RECORDS FOR PROCESSING ▸
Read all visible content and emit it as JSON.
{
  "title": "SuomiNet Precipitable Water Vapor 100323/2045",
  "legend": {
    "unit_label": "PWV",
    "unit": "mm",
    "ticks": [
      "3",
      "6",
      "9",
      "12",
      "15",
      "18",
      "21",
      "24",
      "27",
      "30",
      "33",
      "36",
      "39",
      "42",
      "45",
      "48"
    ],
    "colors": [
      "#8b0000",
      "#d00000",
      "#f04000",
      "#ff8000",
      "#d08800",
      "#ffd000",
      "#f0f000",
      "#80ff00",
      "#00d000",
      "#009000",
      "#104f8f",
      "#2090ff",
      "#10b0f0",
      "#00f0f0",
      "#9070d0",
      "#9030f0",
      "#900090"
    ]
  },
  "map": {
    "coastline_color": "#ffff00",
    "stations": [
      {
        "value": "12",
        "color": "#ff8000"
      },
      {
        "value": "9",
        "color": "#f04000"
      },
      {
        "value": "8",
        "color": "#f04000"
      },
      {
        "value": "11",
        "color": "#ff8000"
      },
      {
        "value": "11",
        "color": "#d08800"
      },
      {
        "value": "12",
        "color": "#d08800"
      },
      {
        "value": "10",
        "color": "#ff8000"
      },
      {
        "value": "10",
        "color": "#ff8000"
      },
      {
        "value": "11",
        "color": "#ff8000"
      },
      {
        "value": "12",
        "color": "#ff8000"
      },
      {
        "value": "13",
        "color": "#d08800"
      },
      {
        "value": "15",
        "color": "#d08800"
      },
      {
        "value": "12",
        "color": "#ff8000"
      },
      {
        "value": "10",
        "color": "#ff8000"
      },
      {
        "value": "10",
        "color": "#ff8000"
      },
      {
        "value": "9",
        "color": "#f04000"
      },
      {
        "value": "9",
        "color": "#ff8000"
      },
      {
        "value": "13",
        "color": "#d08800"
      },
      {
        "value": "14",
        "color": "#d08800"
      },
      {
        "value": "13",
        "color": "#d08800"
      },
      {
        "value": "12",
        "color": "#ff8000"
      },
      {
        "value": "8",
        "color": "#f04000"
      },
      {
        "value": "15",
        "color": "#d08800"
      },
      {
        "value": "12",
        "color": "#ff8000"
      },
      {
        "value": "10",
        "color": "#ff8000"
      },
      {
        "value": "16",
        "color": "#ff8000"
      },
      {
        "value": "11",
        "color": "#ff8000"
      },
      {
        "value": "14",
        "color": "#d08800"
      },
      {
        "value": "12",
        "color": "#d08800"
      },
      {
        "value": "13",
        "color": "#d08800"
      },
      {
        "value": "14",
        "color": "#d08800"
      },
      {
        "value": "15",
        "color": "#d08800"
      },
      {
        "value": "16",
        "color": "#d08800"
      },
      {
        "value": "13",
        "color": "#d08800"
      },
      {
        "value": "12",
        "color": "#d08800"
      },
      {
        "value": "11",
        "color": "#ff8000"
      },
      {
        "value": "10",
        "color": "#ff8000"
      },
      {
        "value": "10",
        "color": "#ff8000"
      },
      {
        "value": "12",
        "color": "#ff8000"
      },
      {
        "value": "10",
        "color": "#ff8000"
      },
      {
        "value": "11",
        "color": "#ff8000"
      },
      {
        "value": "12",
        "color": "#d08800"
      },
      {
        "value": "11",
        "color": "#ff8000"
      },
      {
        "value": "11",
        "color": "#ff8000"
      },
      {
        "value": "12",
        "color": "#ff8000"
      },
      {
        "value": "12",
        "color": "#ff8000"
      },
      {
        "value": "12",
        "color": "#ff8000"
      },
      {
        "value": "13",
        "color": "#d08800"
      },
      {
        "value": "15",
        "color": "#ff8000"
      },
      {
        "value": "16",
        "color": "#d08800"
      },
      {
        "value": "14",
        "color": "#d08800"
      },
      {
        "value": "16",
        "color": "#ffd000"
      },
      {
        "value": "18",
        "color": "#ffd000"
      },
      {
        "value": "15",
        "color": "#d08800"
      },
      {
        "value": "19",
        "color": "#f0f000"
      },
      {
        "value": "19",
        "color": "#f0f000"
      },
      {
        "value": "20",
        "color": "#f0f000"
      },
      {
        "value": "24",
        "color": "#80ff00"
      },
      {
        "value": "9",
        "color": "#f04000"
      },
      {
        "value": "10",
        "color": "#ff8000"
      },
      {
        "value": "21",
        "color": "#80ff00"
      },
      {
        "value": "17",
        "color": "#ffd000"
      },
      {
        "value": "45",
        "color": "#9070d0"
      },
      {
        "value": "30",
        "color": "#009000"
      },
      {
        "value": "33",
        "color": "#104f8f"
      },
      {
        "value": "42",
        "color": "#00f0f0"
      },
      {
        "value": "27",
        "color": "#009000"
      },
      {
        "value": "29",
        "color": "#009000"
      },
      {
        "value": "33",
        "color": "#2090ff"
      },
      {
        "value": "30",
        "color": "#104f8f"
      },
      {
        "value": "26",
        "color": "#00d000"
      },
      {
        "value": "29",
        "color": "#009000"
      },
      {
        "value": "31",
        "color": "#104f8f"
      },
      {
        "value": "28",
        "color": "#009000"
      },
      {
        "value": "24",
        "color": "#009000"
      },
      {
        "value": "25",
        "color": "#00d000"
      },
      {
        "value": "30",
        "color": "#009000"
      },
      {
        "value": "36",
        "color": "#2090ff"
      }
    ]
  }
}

TASK STATEMENT ▸ Make an exact copy of every entry.

TASK ANSWER ▸
Read all visible content and emit it as JSON.
{
  "title": "SuomiNet Precipitable Water Vapor 100323/2045",
  "legend": {
    "unit_label": "PWV",
    "unit": "mm",
    "ticks": [
      "3",
      "6",
      "9",
      "12",
      "15",
      "18",
      "21",
      "24",
      "27",
      "30",
      "33",
      "36",
      "39",
      "42",
      "45",
      "48"
    ],
    "colors": [
      "#8b0000",
      "#d00000",
      "#f04000",
      "#ff8000",
      "#d08800",
      "#ffd000",
      "#f0f000",
      "#80ff00",
      "#00d000",
      "#009000",
      "#104f8f",
      "#2090ff",
      "#10b0f0",
      "#00f0f0",
      "#9070d0",
      "#9030f0",
      "#900090"
    ]
  },
  "map": {
    "coastline_color": "#ffff00",
    "stations": [
      {
        "value": "12",
        "color": "#ff8000"
      },
      {
        "value": "9",
        "color": "#f04000"
      },
      {
        "value": "8",
        "color": "#f04000"
      },
      {
        "value": "11",
        "color": "#ff8000"
      },
      {
        "value": "11",
        "color": "#d08800"
      },
      {
        "value": "12",
        "color": "#d08800"
      },
      {
        "value": "10",
        "color": "#ff8000"
      },
      {
        "value": "10",
        "color": "#ff8000"
      },
      {
        "value": "11",
        "color": "#ff8000"
      },
      {
        "value": "12",
        "color": "#ff8000"
      },
      {
        "value": "13",
        "color": "#d08800"
      },
      {
        "value": "15",
        "color": "#d08800"
      },
      {
        "value": "12",
        "color": "#ff8000"
      },
      {
        "value": "10",
        "color": "#ff8000"
      },
      {
        "value": "10",
        "color": "#ff8000"
      },
      {
        "value": "9",
        "color": "#f04000"
      },
      {
        "value": "9",
        "color": "#ff8000"
      },
      {
        "value": "13",
        "color": "#d08800"
      },
      {
        "value": "14",
        "color": "#d08800"
      },
      {
        "value": "13",
        "color": "#d08800"
      },
      {
        "value": "12",
        "color": "#ff8000"
      },
      {
        "value": "8",
        "color": "#f04000"
      },
      {
        "value": "15",
        "color": "#d08800"
      },
      {
        "value": "12",
        "color": "#ff8000"
      },
      {
        "value": "10",
        "color": "#ff8000"
      },
      {
        "value": "16",
        "color": "#ff8000"
      },
      {
        "value": "11",
        "color": "#ff8000"
      },
      {
        "value": "14",
        "color": "#d08800"
      },
      {
        "value": "12",
        "color": "#d08800"
      },
      {
        "value": "13",
        "color": "#d08800"
      },
      {
        "value": "14",
        "color": "#d08800"
      },
      {
        "value": "15",
        "color": "#d08800"
      },
      {
        "value": "16",
        "color": "#d08800"
      },
      {
        "value": "13",
        "color": "#d08800"
      },
      {
        "value": "12",
        "color": "#d08800"
      },
      {
        "value": "11",
        "color": "#ff8000"
      },
      {
        "value": "10",
        "color": "#ff8000"
      },
      {
        "value": "10",
        "color": "#ff8000"
      },
      {
        "value": "12",
        "color": "#ff8000"
      },
      {
        "value": "10",
        "color": "#ff8000"
      },
      {
        "value": "11",
        "color": "#ff8000"
      },
      {
        "value": "12",
        "color": "#d08800"
      },
      {
        "value": "11",
        "color": "#ff8000"
      },
      {
        "value": "11",
        "color": "#ff8000"
      },
      {
        "value": "12",
        "color": "#ff8000"
      },
      {
        "value": "12",
        "color": "#ff8000"
      },
      {
        "value": "12",
        "color": "#ff8000"
      },
      {
        "value": "13",
        "color": "#d08800"
      },
      {
        "value": "15",
        "color": "#ff8000"
      },
      {
        "value": "16",
        "color": "#d08800"
      },
      {
        "value": "14",
        "color": "#d08800"
      },
      {
        "value": "16",
        "color": "#ffd000"
      },
      {
        "value": "18",
        "color": "#ffd000"
      },
      {
        "value": "15",
        "color": "#d08800"
      },
      {
        "value": "19",
        "color": "#f0f000"
      },
      {
        "value": "19",
        "color": "#f0f000"
      },
      {
        "value": "20",
        "color": "#f0f000"
      },
      {
        "value": "24",
        "color": "#80ff00"
      },
      {
        "value": "9",
        "color": "#f04000"
      },
      {
        "value": "10",
        "color": "#ff8000"
      },
      {
        "value": "21",
        "color": "#80ff00"
      },
      {
        "value": "17",
        "color": "#ffd000"
      },
      {
        "value": "45",
        "color": "#9070d0"
      },
      {
        "value": "30",
        "color": "#009000"
      },
      {
        "value": "33",
        "color": "#104f8f"
      },
      {
        "value": "42",
        "color": "#00f0f0"
      },
      {
        "value": "27",
        "color": "#009000"
      },
      {
        "value": "29",
        "color": "#009000"
      },
      {
        "value": "33",
        "color": "#2090ff"
      },
      {
        "value": "30",
        "color": "#104f8f"
      },
      {
        "value": "26",
        "color": "#00d000"
      },
      {
        "value": "29",
        "color": "#009000"
      },
      {
        "value": "31",
        "color": "#104f8f"
      },
      {
        "value": "28",
        "color": "#009000"
      },
      {
        "value": "24",
        "color": "#009000"
      },
      {
        "value": "25",
        "color": "#00d000"
      },
      {
        "value": "30",
        "color": "#009000"
      },
      {
        "value": "36",
        "color": "#2090ff"
      }
    ]
  }
}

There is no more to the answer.